- Kunma Location in Myanmar (Burma)
- Coordinates: 22°58′44″N 99°27′36″E﻿ / ﻿22.979°N 99.46°E
- Country: Myanmar
- Division: Wa SAD (de jure) Wa State (de facto)
- Township (de jure) County (de facto): Mong Maoe
- Time zone: UTC+6.30 (MMT)

= Kunma =

Kunma (Chinese transcription of Dai: 昆马), known in Wa as Taoh Mie ( "source of the Mie River"; Mandarin: 格迈) and in Burmese as Hkun Mar (ခွန်းမား), is a town in the Wa Self-Administered Division, Shan State, Myanmar. It is de facto administered by Wa State.

The town has a diverse population of Bamar, Kokang, Panthay and Wa residents.

• [Raw data]:
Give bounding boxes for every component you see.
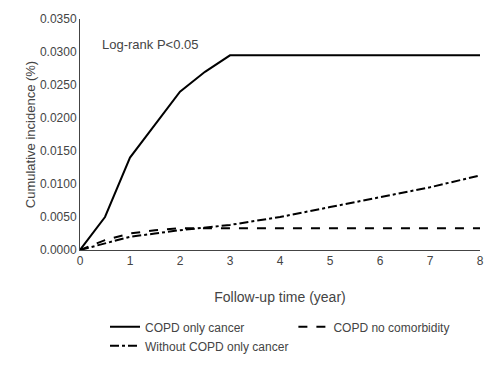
svg-text:4: 4 [277,254,284,268]
svg-text:0.0100: 0.0100 [40,177,77,191]
svg-text:0.0000: 0.0000 [40,243,77,257]
svg-text:Cumulative incidence (%): Cumulative incidence (%) [23,61,38,208]
svg-text:0.0150: 0.0150 [40,144,77,158]
svg-text:0.0200: 0.0200 [40,111,77,125]
svg-text:0.0050: 0.0050 [40,210,77,224]
svg-text:COPD only cancer: COPD only cancer [145,321,244,335]
svg-text:1: 1 [127,254,134,268]
svg-text:Follow-up time (year): Follow-up time (year) [214,289,345,305]
svg-text:0.0300: 0.0300 [40,45,77,59]
svg-text:Without COPD only cancer: Without COPD only cancer [145,340,288,354]
svg-text:2: 2 [177,254,184,268]
svg-text:Log-rank P<0.05: Log-rank P<0.05 [102,37,198,52]
svg-text:5: 5 [327,254,334,268]
svg-text:0.0250: 0.0250 [40,78,77,92]
svg-text:6: 6 [377,254,384,268]
svg-text:8: 8 [477,254,484,268]
svg-text:3: 3 [227,254,234,268]
svg-text:0: 0 [77,254,84,268]
svg-text:7: 7 [427,254,434,268]
svg-text:0.0350: 0.0350 [40,12,77,26]
svg-text:COPD no comorbidity: COPD no comorbidity [333,321,449,335]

• [Directions]:
1. Can you put every line of the records above into a JSON list of strings, one string per line, with blank lines and the pictures left out?
2. What comes next in the text about the town of Kunma, after its last sentence?

• [The responses]:
1.
[
  "Give bounding boxes for every component you see.",
  "svg-text:4: 4 [277,254,284,268]",
  "svg-text:0.0100: 0.0100 [40,177,77,191]",
  "svg-text:0.0000: 0.0000 [40,243,77,257]",
  "svg-text:Cumulative incidence (%): Cumulative incidence (%) [23,61,38,208]",
  "svg-text:0.0150: 0.0150 [40,144,77,158]",
  "svg-text:0.0200: 0.0200 [40,111,77,125]",
  "svg-text:0.0050: 0.0050 [40,210,77,224]",
  "svg-text:COPD only cancer: COPD only cancer [145,321,244,335]",
  "svg-text:1: 1 [127,254,134,268]",
  "svg-text:Follow-up time (year): Follow-up time (year) [214,289,345,305]",
  "svg-text:0.0300: 0.0300 [40,45,77,59]",
  "svg-text:Without COPD only cancer: Without COPD only cancer [145,340,288,354]",
  "svg-text:2: 2 [177,254,184,268]",
  "svg-text:Log-rank P<0.05: Log-rank P<0.05 [102,37,198,52]",
  "svg-text:5: 5 [327,254,334,268]",
  "svg-text:0.0250: 0.0250 [40,78,77,92]",
  "svg-text:6: 6 [377,254,384,268]",
  "svg-text:8: 8 [477,254,484,268]",
  "svg-text:3: 3 [227,254,234,268]",
  "svg-text:0: 0 [77,254,84,268]",
  "svg-text:7: 7 [427,254,434,268]",
  "svg-text:0.0350: 0.0350 [40,12,77,26]",
  "svg-text:COPD no comorbidity: COPD no comorbidity [333,321,449,335]"
]

2.
== Administration ==
Under the Wa State, Myanmar, the Taoh Mie District is subdivided into
- Taoh Mie Township (Wa: daux eeng Taoh Mie; Mandarin: 昆马乡，"到蔑"),
- Taoh Saoh Township,
- Man Raix Township,
- Man Rai Township,
- Yaong Lhai Township,
- Gawng Goeh Township,
- Yaong Ting Township,
- Yaong Tu Township,
- Dongxing (Tong Sing) Township, and
- Yaong Noung Township
All above names except for Dongxing are in the Wa language.

Under the Tatmadaw, Kunma has town (မြို့) status.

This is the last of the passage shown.